■ PROBLEM
In the forum question on C++ variants, which type does the alias const_foobar stand for?

■ PAGE TEXT
Is there a simpler way to convert a variant to another variant with const versions of the same types?

Question

In the code below, is there a way to implement const_foobar foobar_manager::get_foobar() const in terms of the non-const version without the visit or equivalent code?

#include <variant>
#include <string>

struct foo {
    int val;
    std::string str;
};

struct bar {
    double val;
    std::string str;
};

using foobar = std::variant<foo, bar>;
using const_foobar = std::variant<const foo, const bar>;

class foobar_manager {
public:
    foobar get_foobar() {
        // the primary implementation of whatever needs to
        // happen to get the variant we want would go here.
        return foo{ 42, "mumble" };
    }

    const_foobar get_foobar() const {

        // we want to get the const variant in terms of the
        // the getting logic for the non-const case. Can
        // it be done without a visit?

        return std::visit(
            [](auto v)->const_foobar {
                return v;
            },
            const_cast<foobar_manager*>(this)->get_foobar()

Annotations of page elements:
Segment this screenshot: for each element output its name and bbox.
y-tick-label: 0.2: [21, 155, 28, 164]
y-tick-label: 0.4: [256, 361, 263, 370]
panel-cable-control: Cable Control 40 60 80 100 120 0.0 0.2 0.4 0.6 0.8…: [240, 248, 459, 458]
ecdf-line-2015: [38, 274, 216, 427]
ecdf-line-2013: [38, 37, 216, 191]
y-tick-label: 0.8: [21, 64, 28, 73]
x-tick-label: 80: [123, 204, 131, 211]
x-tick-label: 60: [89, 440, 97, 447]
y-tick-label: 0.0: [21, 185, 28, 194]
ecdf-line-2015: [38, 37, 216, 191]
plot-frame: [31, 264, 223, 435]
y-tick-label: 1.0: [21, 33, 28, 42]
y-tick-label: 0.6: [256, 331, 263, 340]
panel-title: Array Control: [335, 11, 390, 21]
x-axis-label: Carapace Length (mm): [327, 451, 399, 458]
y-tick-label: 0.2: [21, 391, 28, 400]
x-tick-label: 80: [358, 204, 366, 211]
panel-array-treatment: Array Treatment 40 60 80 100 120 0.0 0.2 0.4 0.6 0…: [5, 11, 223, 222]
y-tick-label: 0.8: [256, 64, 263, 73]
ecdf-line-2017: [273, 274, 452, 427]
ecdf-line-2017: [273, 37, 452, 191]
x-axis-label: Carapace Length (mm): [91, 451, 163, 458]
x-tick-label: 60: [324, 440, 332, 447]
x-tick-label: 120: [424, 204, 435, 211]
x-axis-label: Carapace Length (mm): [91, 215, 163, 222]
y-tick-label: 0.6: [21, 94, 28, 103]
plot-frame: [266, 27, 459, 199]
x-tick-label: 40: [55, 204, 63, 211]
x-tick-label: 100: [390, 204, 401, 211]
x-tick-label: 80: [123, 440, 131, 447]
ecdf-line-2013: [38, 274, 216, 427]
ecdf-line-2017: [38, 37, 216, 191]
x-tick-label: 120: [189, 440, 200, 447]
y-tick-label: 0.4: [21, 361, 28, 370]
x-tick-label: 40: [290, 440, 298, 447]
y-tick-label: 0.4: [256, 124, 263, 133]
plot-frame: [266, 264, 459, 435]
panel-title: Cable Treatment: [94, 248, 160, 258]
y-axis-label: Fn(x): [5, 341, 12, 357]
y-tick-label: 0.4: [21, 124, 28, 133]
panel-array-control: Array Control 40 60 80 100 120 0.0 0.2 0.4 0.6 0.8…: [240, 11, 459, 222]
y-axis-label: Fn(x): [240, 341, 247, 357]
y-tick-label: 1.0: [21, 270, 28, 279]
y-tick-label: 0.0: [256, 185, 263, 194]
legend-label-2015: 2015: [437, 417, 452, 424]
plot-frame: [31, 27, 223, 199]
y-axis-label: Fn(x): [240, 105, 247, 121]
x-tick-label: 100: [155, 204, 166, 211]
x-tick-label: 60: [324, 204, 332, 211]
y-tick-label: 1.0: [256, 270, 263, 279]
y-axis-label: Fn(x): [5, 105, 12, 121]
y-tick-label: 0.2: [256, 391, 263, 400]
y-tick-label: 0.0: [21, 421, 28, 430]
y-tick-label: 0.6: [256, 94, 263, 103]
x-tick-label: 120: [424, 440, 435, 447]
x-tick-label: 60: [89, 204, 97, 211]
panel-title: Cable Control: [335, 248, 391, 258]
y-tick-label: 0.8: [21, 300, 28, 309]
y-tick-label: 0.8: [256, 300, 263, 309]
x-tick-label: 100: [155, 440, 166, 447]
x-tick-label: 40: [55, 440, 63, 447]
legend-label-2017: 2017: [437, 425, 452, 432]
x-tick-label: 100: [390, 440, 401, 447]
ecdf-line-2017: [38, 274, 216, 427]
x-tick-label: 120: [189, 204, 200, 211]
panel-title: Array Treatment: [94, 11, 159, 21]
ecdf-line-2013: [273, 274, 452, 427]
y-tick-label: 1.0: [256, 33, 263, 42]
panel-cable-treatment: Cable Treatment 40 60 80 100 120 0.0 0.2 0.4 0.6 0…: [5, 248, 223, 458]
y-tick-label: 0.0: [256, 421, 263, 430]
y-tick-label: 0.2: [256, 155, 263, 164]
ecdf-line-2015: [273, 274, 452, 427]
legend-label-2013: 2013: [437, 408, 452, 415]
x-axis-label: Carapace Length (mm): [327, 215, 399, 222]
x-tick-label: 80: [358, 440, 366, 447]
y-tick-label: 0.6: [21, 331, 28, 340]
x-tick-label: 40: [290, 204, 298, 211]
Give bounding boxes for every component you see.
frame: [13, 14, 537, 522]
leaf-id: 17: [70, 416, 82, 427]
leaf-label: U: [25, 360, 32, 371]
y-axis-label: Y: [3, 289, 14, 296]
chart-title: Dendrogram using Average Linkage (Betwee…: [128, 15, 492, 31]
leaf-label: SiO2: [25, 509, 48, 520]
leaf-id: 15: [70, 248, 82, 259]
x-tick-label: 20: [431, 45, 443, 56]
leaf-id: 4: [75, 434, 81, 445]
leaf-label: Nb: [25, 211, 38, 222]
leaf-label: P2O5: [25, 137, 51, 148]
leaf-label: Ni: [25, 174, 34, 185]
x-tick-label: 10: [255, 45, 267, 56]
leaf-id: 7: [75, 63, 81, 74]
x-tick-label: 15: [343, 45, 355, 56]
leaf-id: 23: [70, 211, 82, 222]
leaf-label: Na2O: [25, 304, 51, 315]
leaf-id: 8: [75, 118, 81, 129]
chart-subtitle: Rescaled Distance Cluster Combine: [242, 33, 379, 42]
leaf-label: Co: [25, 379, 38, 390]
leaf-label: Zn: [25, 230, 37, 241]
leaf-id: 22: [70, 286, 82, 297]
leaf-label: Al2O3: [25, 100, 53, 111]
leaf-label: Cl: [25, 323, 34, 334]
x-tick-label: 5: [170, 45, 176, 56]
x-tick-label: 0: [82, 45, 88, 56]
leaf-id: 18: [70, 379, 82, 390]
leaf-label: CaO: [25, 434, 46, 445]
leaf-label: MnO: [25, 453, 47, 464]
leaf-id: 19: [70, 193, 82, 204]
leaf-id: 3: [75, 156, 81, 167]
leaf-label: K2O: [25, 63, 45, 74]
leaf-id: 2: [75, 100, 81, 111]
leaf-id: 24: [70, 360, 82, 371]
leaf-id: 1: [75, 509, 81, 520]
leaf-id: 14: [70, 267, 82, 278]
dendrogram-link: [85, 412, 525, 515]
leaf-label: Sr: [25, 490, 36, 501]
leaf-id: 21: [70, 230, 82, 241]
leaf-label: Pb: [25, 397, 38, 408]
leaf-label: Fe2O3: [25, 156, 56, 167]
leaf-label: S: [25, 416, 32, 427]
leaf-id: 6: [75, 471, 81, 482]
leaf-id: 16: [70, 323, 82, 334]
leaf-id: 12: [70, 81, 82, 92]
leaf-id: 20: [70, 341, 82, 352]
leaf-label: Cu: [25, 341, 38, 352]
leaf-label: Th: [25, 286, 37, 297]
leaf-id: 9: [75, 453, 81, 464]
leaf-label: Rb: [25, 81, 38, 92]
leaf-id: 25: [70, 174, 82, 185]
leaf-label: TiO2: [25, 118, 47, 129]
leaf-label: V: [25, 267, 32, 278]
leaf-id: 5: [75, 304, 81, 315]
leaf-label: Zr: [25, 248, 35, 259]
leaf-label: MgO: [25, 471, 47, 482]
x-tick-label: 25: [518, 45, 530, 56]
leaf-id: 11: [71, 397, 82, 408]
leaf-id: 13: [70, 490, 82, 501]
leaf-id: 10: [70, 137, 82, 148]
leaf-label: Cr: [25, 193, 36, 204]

■ RESPONSE TO THIS TASK
std::variant<const foo, const bar>